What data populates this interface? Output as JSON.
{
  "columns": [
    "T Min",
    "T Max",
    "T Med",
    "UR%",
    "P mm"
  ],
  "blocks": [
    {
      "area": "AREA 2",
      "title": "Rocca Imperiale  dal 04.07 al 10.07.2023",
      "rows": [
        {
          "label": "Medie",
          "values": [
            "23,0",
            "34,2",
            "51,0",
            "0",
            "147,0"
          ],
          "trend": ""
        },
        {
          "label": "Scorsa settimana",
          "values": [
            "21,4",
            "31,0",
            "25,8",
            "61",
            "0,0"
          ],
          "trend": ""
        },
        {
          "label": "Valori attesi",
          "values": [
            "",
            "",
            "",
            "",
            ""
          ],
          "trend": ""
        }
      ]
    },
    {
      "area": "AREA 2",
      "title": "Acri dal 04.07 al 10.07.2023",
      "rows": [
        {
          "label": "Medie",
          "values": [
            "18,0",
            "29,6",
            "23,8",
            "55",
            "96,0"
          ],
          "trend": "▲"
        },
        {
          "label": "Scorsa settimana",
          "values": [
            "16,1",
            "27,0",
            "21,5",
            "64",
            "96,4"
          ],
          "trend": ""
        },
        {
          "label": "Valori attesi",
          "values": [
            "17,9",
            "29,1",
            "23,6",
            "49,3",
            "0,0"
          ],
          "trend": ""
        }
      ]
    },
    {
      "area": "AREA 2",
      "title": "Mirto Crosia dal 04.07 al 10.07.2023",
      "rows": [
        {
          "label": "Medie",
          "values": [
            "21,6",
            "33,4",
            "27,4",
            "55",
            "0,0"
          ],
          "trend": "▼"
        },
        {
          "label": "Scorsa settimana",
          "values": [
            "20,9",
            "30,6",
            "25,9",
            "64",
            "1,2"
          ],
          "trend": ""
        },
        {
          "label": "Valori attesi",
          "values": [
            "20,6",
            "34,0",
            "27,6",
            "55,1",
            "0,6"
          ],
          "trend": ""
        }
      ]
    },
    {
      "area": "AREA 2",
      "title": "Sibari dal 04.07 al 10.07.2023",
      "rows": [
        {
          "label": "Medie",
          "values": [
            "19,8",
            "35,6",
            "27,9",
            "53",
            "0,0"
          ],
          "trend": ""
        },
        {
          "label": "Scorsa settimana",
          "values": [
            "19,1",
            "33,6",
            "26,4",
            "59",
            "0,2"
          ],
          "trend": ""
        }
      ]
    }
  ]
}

### What needs to be done
Return the material in full, exactly as shown.

### Response
What data populates this interface? Output as JSON.
{
  "columns": [
    "T Min",
    "T Max",
    "T Med",
    "UR%",
    "P mm"
  ],
  "blocks": [
    {
      "area": "AREA 2",
      "title": "Rocca Imperiale  dal 04.07 al 10.07.2023",
      "rows": [
        {
          "label": "Medie",
          "values": [
            "23,0",
            "34,2",
            "51,0",
            "0",
            "147,0"
          ],
          "trend": ""
        },
        {
          "label": "Scorsa settimana",
          "values": [
            "21,4",
            "31,0",
            "25,8",
            "61",
            "0,0"
          ],
          "trend": ""
        },
        {
          "label": "Valori attesi",
          "values": [
            "",
            "",
            "",
            "",
            ""
          ],
          "trend": ""
        }
      ]
    },
    {
      "area": "AREA 2",
      "title": "Acri dal 04.07 al 10.07.2023",
      "rows": [
        {
          "label": "Medie",
          "values": [
            "18,0",
            "29,6",
            "23,8",
            "55",
            "96,0"
          ],
          "trend": "▲"
        },
        {
          "label": "Scorsa settimana",
          "values": [
            "16,1",
            "27,0",
            "21,5",
            "64",
            "96,4"
          ],
          "trend": ""
        },
        {
          "label": "Valori attesi",
          "values": [
            "17,9",
            "29,1",
            "23,6",
            "49,3",
            "0,0"
          ],
          "trend": ""
        }
      ]
    },
    {
      "area": "AREA 2",
      "title": "Mirto Crosia dal 04.07 al 10.07.2023",
      "rows": [
        {
          "label": "Medie",
          "values": [
            "21,6",
            "33,4",
            "27,4",
            "55",
            "0,0"
          ],
          "trend": "▼"
        },
        {
          "label": "Scorsa settimana",
          "values": [
            "20,9",
            "30,6",
            "25,9",
            "64",
            "1,2"
          ],
          "trend": ""
        },
        {
          "label": "Valori attesi",
          "values": [
            "20,6",
            "34,0",
            "27,6",
            "55,1",
            "0,6"
          ],
          "trend": ""
        }
      ]
    },
    {
      "area": "AREA 2",
      "title": "Sibari dal 04.07 al 10.07.2023",
      "rows": [
        {
          "label": "Medie",
          "values": [
            "19,8",
            "35,6",
            "27,9",
            "53",
            "0,0"
          ],
          "trend": ""
        },
        {
          "label": "Scorsa settimana",
          "values": [
            "19,1",
            "33,6",
            "26,4",
            "59",
            "0,2"
          ],
          "trend": ""
        }
      ]
    }
  ]
}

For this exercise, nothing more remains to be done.